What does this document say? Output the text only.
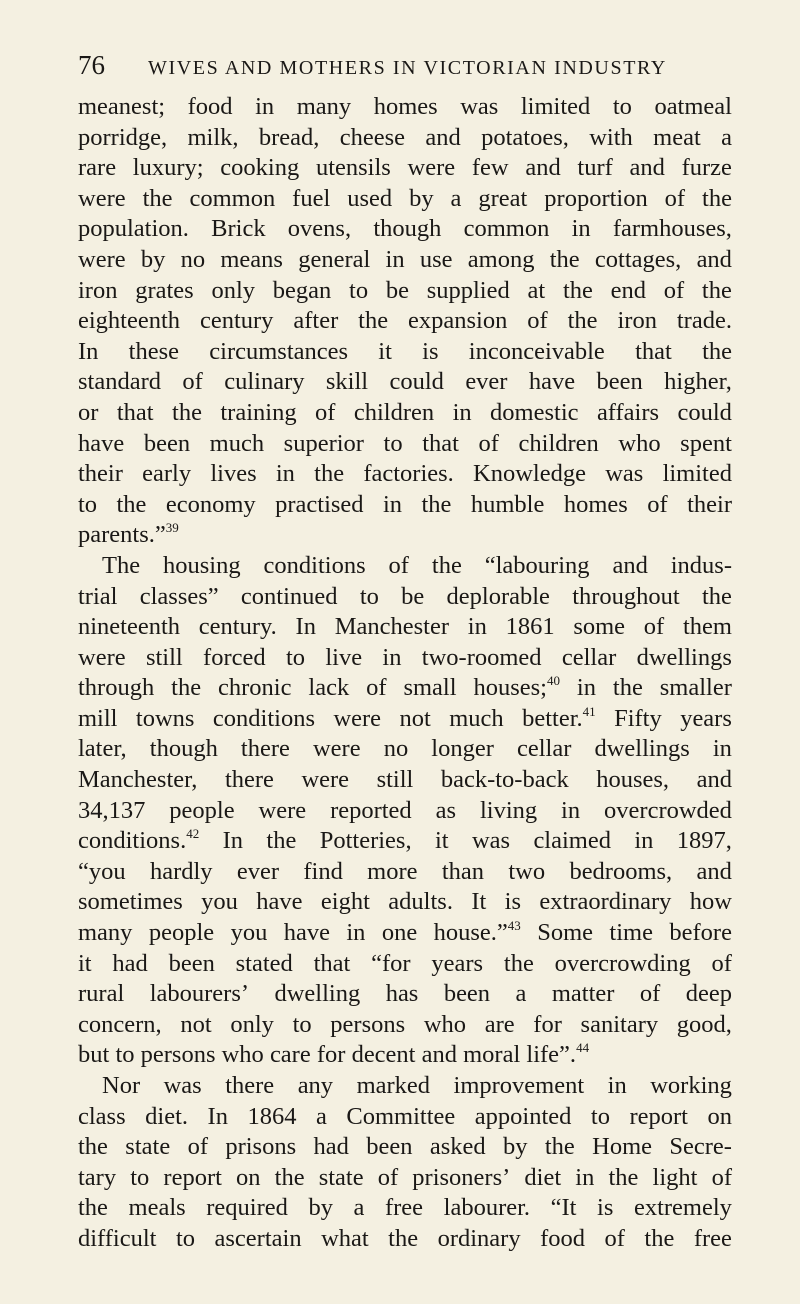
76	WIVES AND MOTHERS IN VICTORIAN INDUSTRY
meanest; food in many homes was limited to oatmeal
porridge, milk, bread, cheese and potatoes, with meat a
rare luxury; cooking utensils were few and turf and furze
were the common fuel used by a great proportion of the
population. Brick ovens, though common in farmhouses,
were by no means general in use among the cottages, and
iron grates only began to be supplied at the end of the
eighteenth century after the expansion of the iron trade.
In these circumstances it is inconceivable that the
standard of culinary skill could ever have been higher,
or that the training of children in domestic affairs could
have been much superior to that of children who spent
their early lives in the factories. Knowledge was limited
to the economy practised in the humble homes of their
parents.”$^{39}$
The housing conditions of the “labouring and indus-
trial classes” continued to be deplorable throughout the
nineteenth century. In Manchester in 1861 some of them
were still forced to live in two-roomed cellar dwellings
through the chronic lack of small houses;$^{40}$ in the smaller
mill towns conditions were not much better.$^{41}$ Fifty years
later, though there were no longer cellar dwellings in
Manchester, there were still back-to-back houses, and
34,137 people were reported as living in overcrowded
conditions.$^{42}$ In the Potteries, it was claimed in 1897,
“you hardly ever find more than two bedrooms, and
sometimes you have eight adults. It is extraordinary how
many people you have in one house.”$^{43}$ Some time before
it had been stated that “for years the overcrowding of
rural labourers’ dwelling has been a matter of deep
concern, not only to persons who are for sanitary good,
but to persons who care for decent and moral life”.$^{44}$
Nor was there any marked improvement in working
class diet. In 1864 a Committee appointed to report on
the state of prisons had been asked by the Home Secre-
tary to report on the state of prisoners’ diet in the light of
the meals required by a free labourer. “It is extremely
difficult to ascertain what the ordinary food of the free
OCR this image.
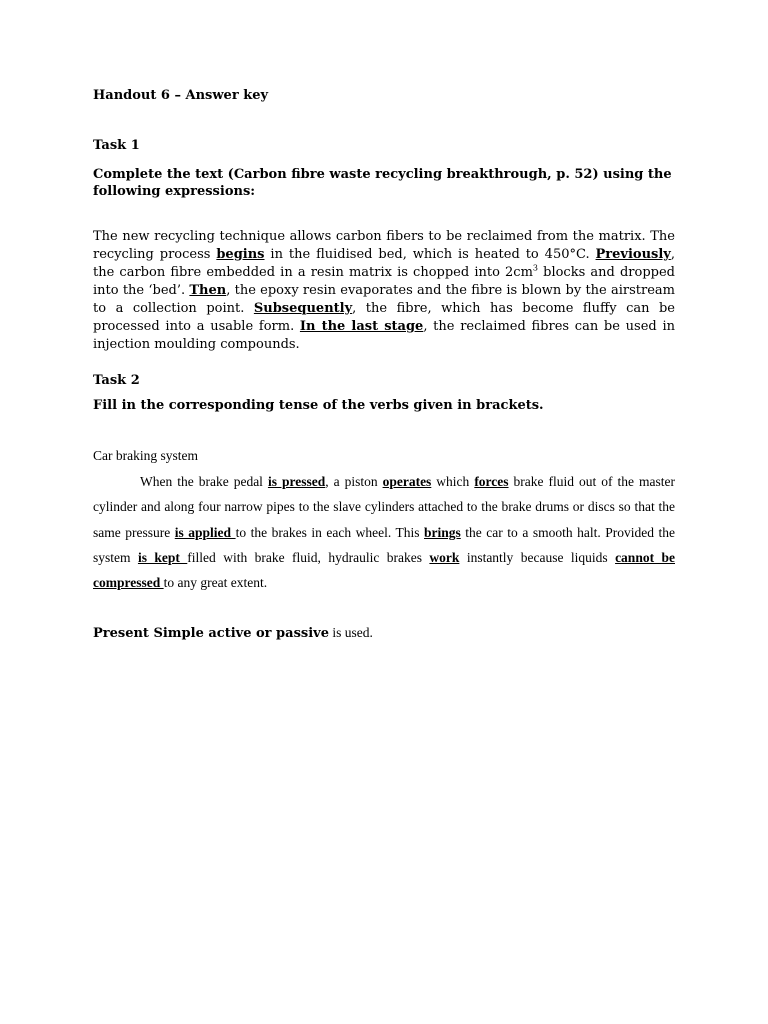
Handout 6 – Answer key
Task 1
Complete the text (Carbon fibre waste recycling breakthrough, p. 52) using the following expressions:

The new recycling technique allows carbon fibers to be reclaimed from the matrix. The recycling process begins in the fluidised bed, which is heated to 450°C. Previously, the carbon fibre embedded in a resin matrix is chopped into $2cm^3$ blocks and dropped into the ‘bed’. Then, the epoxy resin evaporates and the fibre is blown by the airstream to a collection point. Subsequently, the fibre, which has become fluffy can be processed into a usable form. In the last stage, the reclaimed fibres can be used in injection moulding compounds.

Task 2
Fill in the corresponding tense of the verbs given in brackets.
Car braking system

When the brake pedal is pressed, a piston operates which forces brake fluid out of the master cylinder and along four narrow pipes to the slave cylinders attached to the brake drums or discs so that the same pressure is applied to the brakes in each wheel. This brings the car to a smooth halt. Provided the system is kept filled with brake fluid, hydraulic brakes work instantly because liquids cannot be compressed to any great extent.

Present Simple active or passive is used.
---
Your task is to repeat the data above exactly while excluding the pictures.

What does this document say? Output the text only.
76	WIVES AND MOTHERS IN VICTORIAN INDUSTRY
meanest; food in many homes was limited to oatmeal
porridge, milk, bread, cheese and potatoes, with meat a
rare luxury; cooking utensils were few and turf and furze
were the common fuel used by a great proportion of the
population. Brick ovens, though common in farmhouses,
were by no means general in use among the cottages, and
iron grates only began to be supplied at the end of the
eighteenth century after the expansion of the iron trade.
In these circumstances it is inconceivable that the
standard of culinary skill could ever have been higher,
or that the training of children in domestic affairs could
have been much superior to that of children who spent
their early lives in the factories. Knowledge was limited
to the economy practised in the humble homes of their
parents.”$^{39}$
The housing conditions of the “labouring and indus-
trial classes” continued to be deplorable throughout the
nineteenth century. In Manchester in 1861 some of them
were still forced to live in two-roomed cellar dwellings
through the chronic lack of small houses;$^{40}$ in the smaller
mill towns conditions were not much better.$^{41}$ Fifty years
later, though there were no longer cellar dwellings in
Manchester, there were still back-to-back houses, and
34,137 people were reported as living in overcrowded
conditions.$^{42}$ In the Potteries, it was claimed in 1897,
“you hardly ever find more than two bedrooms, and
sometimes you have eight adults. It is extraordinary how
many people you have in one house.”$^{43}$ Some time before
it had been stated that “for years the overcrowding of
rural labourers’ dwelling has been a matter of deep
concern, not only to persons who are for sanitary good,
but to persons who care for decent and moral life”.$^{44}$
Nor was there any marked improvement in working
class diet. In 1864 a Committee appointed to report on
the state of prisons had been asked by the Home Secre-
tary to report on the state of prisoners’ diet in the light of
the meals required by a free labourer. “It is extremely
difficult to ascertain what the ordinary food of the free
OCR this image.
Handout 6 – Answer key
Task 1
Complete the text (Carbon fibre waste recycling breakthrough, p. 52) using the following expressions:

The new recycling technique allows carbon fibers to be reclaimed from the matrix. The recycling process begins in the fluidised bed, which is heated to 450°C. Previously, the carbon fibre embedded in a resin matrix is chopped into $2cm^3$ blocks and dropped into the ‘bed’. Then, the epoxy resin evaporates and the fibre is blown by the airstream to a collection point. Subsequently, the fibre, which has become fluffy can be processed into a usable form. In the last stage, the reclaimed fibres can be used in injection moulding compounds.

Task 2
Fill in the corresponding tense of the verbs given in brackets.
Car braking system

When the brake pedal is pressed, a piston operates which forces brake fluid out of the master cylinder and along four narrow pipes to the slave cylinders attached to the brake drums or discs so that the same pressure is applied to the brakes in each wheel. This brings the car to a smooth halt. Provided the system is kept filled with brake fluid, hydraulic brakes work instantly because liquids cannot be compressed to any great extent.

Present Simple active or passive is used.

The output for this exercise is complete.